◆ **YOUR TASKS**
**1.** In the network-help email, what does the writer suggest doing first to fix the DHCP problem?
**2.** Go on with the network-help email about the Comcast box and the AirPort, picking up after its last line.

◆ **DOCUMENT EXCERPT**
+ + + +

Scott,

If I've understood you correctly, the comcast device is doing dhcp for
all of the computers on the network, but the computers are actually
connecting through the airport; you're wanting to make the comcast box
act just as a modem and nothing else because of the airports ip
reservation features? You're also having problems with the 2 nats and
setting up vpn?
I *think* the first problem would be quite easy to sort out. I'd start
by turning dhcp off on the comcast box and just make the airport do it
for the comcast box and all the other devices on the network; this
should give you back the control that you don't have on the comcast
box.
As far as port forwarding through 2 nats, can both the comcast and
airport do port forwarding? If so, assuming that every ip is static,
have you tried forwarding the ports on the airport and then forwarding
the ports on the comcast box so that when someone connects from the
outside on the desired port, the chain would look like:
some outside computer > the internet > your isp > comcast set to port
forward to the airport > airport set to port forward to the machine?

Probably completely miss understood you, but hth.

+ + + +

◆ **PROVIDED MATERIAL**

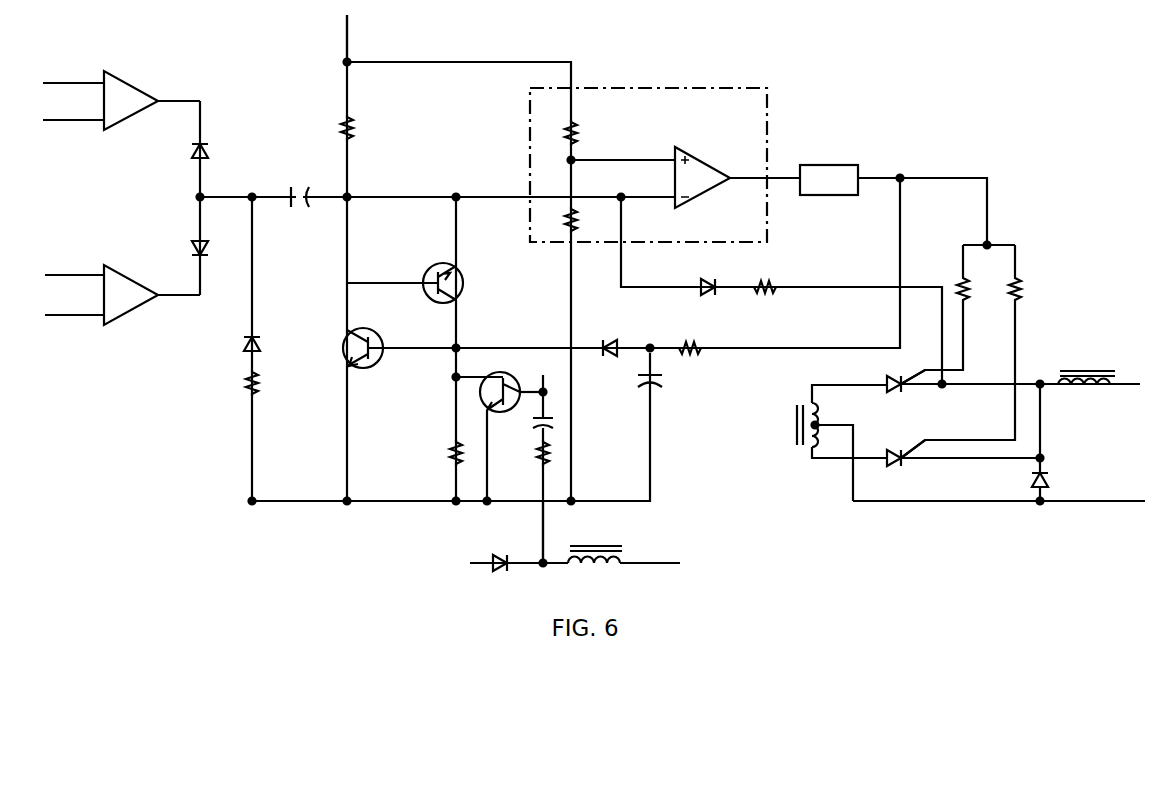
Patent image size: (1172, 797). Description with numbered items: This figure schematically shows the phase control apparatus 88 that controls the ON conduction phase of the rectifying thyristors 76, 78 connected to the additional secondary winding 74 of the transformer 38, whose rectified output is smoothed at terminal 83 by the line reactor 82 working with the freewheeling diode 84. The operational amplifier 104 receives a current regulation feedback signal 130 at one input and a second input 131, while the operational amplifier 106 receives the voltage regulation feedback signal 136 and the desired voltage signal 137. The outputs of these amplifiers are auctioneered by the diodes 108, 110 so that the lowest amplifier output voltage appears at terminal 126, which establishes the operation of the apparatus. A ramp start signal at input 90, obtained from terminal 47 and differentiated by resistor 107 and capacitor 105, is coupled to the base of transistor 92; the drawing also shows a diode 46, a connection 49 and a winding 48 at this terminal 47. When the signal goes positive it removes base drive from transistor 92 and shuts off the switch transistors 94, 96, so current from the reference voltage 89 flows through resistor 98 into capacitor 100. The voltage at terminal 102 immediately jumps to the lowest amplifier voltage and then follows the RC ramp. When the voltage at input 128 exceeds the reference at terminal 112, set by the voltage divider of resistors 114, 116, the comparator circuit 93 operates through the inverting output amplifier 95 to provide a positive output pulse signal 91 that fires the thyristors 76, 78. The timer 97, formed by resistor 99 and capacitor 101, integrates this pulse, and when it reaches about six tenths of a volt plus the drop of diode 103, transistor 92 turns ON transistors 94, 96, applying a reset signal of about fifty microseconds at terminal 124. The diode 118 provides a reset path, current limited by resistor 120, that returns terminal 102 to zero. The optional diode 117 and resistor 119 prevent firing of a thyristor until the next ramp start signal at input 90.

+ + + +

◆ **PER-TASK OUTPUTS**
**1.** Turn DHCP off on the Comcast box and have the AirPort handle it for the Comcast box and all the other devices.

**2.**
On 10/07/2011, Geoff Shang <[email protected]> wrote:
> On Sun, 10 Jul 2011, Scott Howell wrote:
>
>> Here is the situation. I recently switched to Comcast business class. I
>> was provided with a SMC Network cable modem. THis box is actually a
>> switch consisting of four ports. Currently I have my AirPort router
>> plugged into the SMC and thus I have a double nat situation. THe SMC is
>> configured to handout DHCP addresses, which is how my AirPort gets its
>> address, but I also am handing out addresses using DHCP to the devices
>> on my private network. I actually am using DHCP reservations and for a
>> specific reason.
>
> The best thing to do if you can is bridge the SMC and let the airport deal
> with everything.  Now, I don't know anything about airport routers, so I
> don't know if they know anything about PPPoE/PPPoA, etc.  So I don't know
> if this would work.  But it's the optimal solution for this situation.
>
> Usually, the best way to connect two routers together is to use LAN ports
> on both of them.  But this works better when it's the one which talks to
> the world which should control everything.  I recently set this up - I
> connected two 4-port routers together which got me two more ports.
>
> Geoff.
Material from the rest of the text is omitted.